-- Records shown --
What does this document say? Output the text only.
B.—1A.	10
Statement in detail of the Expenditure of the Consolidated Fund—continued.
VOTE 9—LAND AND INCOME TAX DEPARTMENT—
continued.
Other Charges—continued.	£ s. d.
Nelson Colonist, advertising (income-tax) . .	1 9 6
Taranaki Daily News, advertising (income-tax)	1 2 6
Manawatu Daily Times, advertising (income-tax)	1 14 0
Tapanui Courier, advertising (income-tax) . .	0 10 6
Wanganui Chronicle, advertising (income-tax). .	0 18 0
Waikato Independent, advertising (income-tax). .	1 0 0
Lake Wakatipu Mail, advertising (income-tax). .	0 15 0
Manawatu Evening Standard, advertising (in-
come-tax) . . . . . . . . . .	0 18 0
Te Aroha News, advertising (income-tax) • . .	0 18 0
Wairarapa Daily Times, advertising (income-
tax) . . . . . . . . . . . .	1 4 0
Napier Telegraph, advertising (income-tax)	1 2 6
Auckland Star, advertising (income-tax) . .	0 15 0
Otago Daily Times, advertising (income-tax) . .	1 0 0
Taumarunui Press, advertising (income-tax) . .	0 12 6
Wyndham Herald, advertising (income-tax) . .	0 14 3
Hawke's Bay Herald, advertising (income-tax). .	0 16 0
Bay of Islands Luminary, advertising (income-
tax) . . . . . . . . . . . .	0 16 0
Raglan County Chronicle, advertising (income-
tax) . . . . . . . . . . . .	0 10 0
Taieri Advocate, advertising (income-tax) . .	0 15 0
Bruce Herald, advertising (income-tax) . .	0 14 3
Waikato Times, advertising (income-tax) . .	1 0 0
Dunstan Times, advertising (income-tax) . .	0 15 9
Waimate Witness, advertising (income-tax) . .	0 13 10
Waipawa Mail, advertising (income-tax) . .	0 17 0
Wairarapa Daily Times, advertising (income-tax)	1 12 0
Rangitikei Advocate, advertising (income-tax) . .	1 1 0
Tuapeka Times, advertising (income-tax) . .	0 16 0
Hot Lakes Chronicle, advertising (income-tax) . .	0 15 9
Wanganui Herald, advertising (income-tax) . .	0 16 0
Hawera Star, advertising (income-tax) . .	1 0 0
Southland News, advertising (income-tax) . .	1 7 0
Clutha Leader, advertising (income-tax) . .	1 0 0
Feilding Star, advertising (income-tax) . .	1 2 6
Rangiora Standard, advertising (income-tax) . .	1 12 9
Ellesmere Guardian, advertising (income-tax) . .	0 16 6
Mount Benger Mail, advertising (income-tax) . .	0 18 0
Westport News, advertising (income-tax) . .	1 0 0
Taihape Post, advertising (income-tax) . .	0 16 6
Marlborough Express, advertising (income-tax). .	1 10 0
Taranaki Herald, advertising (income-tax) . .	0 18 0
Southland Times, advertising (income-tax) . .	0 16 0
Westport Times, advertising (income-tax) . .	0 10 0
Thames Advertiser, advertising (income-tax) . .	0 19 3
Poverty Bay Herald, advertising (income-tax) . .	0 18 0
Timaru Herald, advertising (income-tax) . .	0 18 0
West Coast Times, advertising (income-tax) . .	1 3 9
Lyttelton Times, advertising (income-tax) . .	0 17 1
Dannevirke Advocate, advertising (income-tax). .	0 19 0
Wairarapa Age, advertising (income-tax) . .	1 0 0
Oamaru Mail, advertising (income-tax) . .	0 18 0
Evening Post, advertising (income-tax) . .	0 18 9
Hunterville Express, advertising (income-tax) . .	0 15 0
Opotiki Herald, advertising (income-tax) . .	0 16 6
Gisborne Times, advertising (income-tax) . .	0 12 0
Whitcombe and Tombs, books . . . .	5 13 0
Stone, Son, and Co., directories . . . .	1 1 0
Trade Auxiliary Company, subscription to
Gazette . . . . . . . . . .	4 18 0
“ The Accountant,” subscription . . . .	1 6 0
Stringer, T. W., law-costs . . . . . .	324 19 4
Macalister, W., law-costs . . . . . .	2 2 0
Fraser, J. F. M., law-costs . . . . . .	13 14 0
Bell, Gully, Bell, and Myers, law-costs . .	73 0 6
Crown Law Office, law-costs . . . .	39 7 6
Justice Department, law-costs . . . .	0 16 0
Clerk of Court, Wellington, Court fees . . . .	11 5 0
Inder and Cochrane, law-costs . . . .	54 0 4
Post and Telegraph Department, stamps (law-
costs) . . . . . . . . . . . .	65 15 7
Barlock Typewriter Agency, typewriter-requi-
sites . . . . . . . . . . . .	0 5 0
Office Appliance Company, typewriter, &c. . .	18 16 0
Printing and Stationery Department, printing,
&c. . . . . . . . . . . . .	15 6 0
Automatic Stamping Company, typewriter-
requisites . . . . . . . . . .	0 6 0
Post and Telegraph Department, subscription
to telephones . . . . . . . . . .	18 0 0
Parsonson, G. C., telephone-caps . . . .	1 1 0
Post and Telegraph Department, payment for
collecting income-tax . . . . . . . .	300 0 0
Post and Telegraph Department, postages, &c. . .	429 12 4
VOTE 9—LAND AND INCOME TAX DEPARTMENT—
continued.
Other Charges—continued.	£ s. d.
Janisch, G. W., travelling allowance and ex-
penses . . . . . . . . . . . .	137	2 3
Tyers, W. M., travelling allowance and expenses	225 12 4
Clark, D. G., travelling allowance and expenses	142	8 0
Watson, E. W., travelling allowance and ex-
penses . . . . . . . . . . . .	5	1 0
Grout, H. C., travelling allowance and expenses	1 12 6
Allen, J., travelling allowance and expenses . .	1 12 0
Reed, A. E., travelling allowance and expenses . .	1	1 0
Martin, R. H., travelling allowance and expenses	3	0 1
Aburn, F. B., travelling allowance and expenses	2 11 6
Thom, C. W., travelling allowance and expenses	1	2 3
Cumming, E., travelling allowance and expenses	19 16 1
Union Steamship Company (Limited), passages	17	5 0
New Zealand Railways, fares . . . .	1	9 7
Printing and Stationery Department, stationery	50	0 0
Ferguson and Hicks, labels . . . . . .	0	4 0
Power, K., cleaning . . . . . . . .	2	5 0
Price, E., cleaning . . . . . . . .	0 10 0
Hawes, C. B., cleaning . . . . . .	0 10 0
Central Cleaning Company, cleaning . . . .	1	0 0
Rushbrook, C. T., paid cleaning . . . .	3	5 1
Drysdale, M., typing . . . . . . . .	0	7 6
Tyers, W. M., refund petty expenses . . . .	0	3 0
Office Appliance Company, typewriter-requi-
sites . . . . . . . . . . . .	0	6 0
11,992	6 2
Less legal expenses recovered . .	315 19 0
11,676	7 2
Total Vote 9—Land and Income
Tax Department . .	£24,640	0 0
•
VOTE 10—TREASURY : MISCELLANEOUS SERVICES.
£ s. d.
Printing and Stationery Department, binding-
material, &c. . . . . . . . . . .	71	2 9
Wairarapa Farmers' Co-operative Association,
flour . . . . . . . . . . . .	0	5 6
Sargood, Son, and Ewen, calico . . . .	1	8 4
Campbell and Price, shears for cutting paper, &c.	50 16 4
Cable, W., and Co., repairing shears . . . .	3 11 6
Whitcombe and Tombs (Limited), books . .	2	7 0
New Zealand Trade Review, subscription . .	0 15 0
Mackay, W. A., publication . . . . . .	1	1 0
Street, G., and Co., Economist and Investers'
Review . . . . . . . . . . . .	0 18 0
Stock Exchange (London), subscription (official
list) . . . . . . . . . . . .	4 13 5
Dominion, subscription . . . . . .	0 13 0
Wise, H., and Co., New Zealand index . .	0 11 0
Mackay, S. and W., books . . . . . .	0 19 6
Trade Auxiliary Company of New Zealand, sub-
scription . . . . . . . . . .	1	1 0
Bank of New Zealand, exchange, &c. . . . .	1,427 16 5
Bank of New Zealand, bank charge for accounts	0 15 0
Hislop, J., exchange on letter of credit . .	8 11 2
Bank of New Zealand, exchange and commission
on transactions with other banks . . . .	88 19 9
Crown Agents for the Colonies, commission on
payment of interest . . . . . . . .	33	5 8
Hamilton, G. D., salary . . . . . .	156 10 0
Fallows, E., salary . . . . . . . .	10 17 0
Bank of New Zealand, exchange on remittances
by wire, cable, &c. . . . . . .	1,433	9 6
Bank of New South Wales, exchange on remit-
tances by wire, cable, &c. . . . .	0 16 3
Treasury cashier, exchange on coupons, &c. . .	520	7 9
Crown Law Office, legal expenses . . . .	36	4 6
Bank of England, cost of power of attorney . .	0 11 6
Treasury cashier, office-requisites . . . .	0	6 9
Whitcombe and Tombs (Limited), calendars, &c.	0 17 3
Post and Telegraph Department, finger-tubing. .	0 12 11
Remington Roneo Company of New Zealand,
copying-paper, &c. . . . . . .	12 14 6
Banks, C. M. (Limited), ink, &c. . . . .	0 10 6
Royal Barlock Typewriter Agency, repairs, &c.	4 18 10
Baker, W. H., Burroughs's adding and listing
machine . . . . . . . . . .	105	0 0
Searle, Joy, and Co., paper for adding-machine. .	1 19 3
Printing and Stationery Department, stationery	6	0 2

-- Written task --
Select and copy every line from the records that includes the word "requisites".

-- Reply --
requisites . . . . . . . . . .	0 6 0
Treasury cashier, office-requisites . . . .	0	6 9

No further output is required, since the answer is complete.